- What the exercise asks -
Restate the entries below word for word, omitting nothing.

··· Data for processing ···

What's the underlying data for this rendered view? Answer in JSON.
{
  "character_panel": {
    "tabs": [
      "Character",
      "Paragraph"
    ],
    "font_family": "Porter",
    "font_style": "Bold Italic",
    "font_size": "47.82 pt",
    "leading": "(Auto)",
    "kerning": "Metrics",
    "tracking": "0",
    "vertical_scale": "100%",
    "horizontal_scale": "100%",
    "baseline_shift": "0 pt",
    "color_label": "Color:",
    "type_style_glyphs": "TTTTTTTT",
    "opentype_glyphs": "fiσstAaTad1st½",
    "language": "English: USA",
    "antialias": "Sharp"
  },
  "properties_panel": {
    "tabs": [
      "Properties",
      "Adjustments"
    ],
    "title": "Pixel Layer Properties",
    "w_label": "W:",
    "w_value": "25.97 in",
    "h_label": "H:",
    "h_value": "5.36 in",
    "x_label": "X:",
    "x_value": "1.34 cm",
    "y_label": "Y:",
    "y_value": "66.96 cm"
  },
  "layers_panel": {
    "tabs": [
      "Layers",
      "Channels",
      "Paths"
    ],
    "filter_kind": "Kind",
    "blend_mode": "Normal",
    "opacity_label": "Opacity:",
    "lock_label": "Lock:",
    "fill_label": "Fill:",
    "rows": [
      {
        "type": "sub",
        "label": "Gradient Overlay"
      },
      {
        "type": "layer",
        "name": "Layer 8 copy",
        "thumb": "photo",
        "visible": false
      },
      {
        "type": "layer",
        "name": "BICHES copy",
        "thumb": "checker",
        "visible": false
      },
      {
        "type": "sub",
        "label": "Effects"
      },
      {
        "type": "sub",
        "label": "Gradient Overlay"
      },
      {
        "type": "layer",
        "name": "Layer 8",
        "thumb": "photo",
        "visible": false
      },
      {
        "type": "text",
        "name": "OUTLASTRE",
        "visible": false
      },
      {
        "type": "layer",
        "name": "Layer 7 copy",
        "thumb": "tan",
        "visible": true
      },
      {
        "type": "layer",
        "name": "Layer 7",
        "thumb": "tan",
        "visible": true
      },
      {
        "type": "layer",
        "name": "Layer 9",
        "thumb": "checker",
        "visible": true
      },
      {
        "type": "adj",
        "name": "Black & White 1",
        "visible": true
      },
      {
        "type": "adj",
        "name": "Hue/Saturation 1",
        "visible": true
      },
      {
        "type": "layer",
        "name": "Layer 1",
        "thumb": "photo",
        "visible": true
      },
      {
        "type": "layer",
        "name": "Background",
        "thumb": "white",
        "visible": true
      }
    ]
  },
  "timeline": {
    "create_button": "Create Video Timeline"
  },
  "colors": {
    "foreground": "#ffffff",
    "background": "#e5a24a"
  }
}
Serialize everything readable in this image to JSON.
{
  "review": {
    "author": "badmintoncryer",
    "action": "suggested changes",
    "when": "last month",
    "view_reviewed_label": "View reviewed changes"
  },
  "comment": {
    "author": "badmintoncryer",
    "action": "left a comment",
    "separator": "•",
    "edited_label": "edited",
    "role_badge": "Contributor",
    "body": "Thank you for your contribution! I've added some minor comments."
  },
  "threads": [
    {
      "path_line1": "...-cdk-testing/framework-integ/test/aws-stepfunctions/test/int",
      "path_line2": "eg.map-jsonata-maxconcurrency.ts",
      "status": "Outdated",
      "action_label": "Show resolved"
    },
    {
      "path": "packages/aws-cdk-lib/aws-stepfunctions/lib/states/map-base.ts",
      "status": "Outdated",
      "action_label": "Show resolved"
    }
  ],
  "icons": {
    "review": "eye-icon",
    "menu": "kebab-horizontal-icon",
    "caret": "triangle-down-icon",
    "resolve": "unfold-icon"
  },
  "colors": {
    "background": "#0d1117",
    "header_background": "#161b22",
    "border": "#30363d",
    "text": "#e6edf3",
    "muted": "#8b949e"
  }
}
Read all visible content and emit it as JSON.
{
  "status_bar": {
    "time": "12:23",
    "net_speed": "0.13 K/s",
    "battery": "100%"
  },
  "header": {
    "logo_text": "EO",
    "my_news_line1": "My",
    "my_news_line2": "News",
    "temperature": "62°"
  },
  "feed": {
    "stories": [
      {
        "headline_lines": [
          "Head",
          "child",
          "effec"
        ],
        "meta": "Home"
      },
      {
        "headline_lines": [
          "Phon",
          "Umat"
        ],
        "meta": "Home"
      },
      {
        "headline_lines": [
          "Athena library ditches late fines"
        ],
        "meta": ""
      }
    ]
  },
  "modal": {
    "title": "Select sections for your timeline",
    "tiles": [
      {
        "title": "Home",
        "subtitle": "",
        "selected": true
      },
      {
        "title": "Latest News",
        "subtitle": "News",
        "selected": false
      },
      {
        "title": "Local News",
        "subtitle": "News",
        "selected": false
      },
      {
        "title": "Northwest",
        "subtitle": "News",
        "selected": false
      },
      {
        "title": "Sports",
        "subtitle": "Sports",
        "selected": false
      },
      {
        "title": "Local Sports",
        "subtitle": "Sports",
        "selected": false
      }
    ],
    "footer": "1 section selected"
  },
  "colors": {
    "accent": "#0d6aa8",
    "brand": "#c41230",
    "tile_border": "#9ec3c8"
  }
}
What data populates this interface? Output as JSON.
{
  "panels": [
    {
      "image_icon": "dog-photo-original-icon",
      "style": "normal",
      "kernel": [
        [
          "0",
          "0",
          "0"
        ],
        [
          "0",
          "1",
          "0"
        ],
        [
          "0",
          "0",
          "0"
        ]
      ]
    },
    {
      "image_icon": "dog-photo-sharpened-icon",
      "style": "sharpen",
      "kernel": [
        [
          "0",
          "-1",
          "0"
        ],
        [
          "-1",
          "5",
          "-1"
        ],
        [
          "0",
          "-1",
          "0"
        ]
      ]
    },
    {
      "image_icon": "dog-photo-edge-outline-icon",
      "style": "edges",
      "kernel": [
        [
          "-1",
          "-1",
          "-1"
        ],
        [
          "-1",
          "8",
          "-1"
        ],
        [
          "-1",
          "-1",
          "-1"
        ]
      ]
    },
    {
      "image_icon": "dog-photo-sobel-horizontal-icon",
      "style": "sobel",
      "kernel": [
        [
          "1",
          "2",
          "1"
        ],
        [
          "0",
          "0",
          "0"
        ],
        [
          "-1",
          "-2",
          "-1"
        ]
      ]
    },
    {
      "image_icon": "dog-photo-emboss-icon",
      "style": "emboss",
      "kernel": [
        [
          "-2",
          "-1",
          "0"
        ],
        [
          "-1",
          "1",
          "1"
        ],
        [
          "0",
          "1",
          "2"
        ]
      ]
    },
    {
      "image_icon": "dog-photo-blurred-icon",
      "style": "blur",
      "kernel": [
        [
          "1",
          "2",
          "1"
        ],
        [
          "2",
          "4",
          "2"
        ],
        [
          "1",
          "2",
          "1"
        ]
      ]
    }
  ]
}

···

- Solved exercise -
What's the underlying data for this rendered view? Answer in JSON.
{
  "character_panel": {
    "tabs": [
      "Character",
      "Paragraph"
    ],
    "font_family": "Porter",
    "font_style": "Bold Italic",
    "font_size": "47.82 pt",
    "leading": "(Auto)",
    "kerning": "Metrics",
    "tracking": "0",
    "vertical_scale": "100%",
    "horizontal_scale": "100%",
    "baseline_shift": "0 pt",
    "color_label": "Color:",
    "type_style_glyphs": "TTTTTTTT",
    "opentype_glyphs": "fiσstAaTad1st½",
    "language": "English: USA",
    "antialias": "Sharp"
  },
  "properties_panel": {
    "tabs": [
      "Properties",
      "Adjustments"
    ],
    "title": "Pixel Layer Properties",
    "w_label": "W:",
    "w_value": "25.97 in",
    "h_label": "H:",
    "h_value": "5.36 in",
    "x_label": "X:",
    "x_value": "1.34 cm",
    "y_label": "Y:",
    "y_value": "66.96 cm"
  },
  "layers_panel": {
    "tabs": [
      "Layers",
      "Channels",
      "Paths"
    ],
    "filter_kind": "Kind",
    "blend_mode": "Normal",
    "opacity_label": "Opacity:",
    "lock_label": "Lock:",
    "fill_label": "Fill:",
    "rows": [
      {
        "type": "sub",
        "label": "Gradient Overlay"
      },
      {
        "type": "layer",
        "name": "Layer 8 copy",
        "thumb": "photo",
        "visible": false
      },
      {
        "type": "layer",
        "name": "BICHES copy",
        "thumb": "checker",
        "visible": false
      },
      {
        "type": "sub",
        "label": "Effects"
      },
      {
        "type": "sub",
        "label": "Gradient Overlay"
      },
      {
        "type": "layer",
        "name": "Layer 8",
        "thumb": "photo",
        "visible": false
      },
      {
        "type": "text",
        "name": "OUTLASTRE",
        "visible": false
      },
      {
        "type": "layer",
        "name": "Layer 7 copy",
        "thumb": "tan",
        "visible": true
      },
      {
        "type": "layer",
        "name": "Layer 7",
        "thumb": "tan",
        "visible": true
      },
      {
        "type": "layer",
        "name": "Layer 9",
        "thumb": "checker",
        "visible": true
      },
      {
        "type": "adj",
        "name": "Black & White 1",
        "visible": true
      },
      {
        "type": "adj",
        "name": "Hue/Saturation 1",
        "visible": true
      },
      {
        "type": "layer",
        "name": "Layer 1",
        "thumb": "photo",
        "visible": true
      },
      {
        "type": "layer",
        "name": "Background",
        "thumb": "white",
        "visible": true
      }
    ]
  },
  "timeline": {
    "create_button": "Create Video Timeline"
  },
  "colors": {
    "foreground": "#ffffff",
    "background": "#e5a24a"
  }
}
Serialize everything readable in this image to JSON.
{
  "review": {
    "author": "badmintoncryer",
    "action": "suggested changes",
    "when": "last month",
    "view_reviewed_label": "View reviewed changes"
  },
  "comment": {
    "author": "badmintoncryer",
    "action": "left a comment",
    "separator": "•",
    "edited_label": "edited",
    "role_badge": "Contributor",
    "body": "Thank you for your contribution! I've added some minor comments."
  },
  "threads": [
    {
      "path_line1": "...-cdk-testing/framework-integ/test/aws-stepfunctions/test/int",
      "path_line2": "eg.map-jsonata-maxconcurrency.ts",
      "status": "Outdated",
      "action_label": "Show resolved"
    },
    {
      "path": "packages/aws-cdk-lib/aws-stepfunctions/lib/states/map-base.ts",
      "status": "Outdated",
      "action_label": "Show resolved"
    }
  ],
  "icons": {
    "review": "eye-icon",
    "menu": "kebab-horizontal-icon",
    "caret": "triangle-down-icon",
    "resolve": "unfold-icon"
  },
  "colors": {
    "background": "#0d1117",
    "header_background": "#161b22",
    "border": "#30363d",
    "text": "#e6edf3",
    "muted": "#8b949e"
  }
}
Read all visible content and emit it as JSON.
{
  "status_bar": {
    "time": "12:23",
    "net_speed": "0.13 K/s",
    "battery": "100%"
  },
  "header": {
    "logo_text": "EO",
    "my_news_line1": "My",
    "my_news_line2": "News",
    "temperature": "62°"
  },
  "feed": {
    "stories": [
      {
        "headline_lines": [
          "Head",
          "child",
          "effec"
        ],
        "meta": "Home"
      },
      {
        "headline_lines": [
          "Phon",
          "Umat"
        ],
        "meta": "Home"
      },
      {
        "headline_lines": [
          "Athena library ditches late fines"
        ],
        "meta": ""
      }
    ]
  },
  "modal": {
    "title": "Select sections for your timeline",
    "tiles": [
      {
        "title": "Home",
        "subtitle": "",
        "selected": true
      },
      {
        "title": "Latest News",
        "subtitle": "News",
        "selected": false
      },
      {
        "title": "Local News",
        "subtitle": "News",
        "selected": false
      },
      {
        "title": "Northwest",
        "subtitle": "News",
        "selected": false
      },
      {
        "title": "Sports",
        "subtitle": "Sports",
        "selected": false
      },
      {
        "title": "Local Sports",
        "subtitle": "Sports",
        "selected": false
      }
    ],
    "footer": "1 section selected"
  },
  "colors": {
    "accent": "#0d6aa8",
    "brand": "#c41230",
    "tile_border": "#9ec3c8"
  }
}
What data populates this interface? Output as JSON.
{
  "panels": [
    {
      "image_icon": "dog-photo-original-icon",
      "style": "normal",
      "kernel": [
        [
          "0",
          "0",
          "0"
        ],
        [
          "0",
          "1",
          "0"
        ],
        [
          "0",
          "0",
          "0"
        ]
      ]
    },
    {
      "image_icon": "dog-photo-sharpened-icon",
      "style": "sharpen",
      "kernel": [
        [
          "0",
          "-1",
          "0"
        ],
        [
          "-1",
          "5",
          "-1"
        ],
        [
          "0",
          "-1",
          "0"
        ]
      ]
    },
    {
      "image_icon": "dog-photo-edge-outline-icon",
      "style": "edges",
      "kernel": [
        [
          "-1",
          "-1",
          "-1"
        ],
        [
          "-1",
          "8",
          "-1"
        ],
        [
          "-1",
          "-1",
          "-1"
        ]
      ]
    },
    {
      "image_icon": "dog-photo-sobel-horizontal-icon",
      "style": "sobel",
      "kernel": [
        [
          "1",
          "2",
          "1"
        ],
        [
          "0",
          "0",
          "0"
        ],
        [
          "-1",
          "-2",
          "-1"
        ]
      ]
    },
    {
      "image_icon": "dog-photo-emboss-icon",
      "style": "emboss",
      "kernel": [
        [
          "-2",
          "-1",
          "0"
        ],
        [
          "-1",
          "1",
          "1"
        ],
        [
          "0",
          "1",
          "2"
        ]
      ]
    },
    {
      "image_icon": "dog-photo-blurred-icon",
      "style": "blur",
      "kernel": [
        [
          "1",
          "2",
          "1"
        ],
        [
          "2",
          "4",
          "2"
        ],
        [
          "1",
          "2",
          "1"
        ]
      ]
    }
  ]
}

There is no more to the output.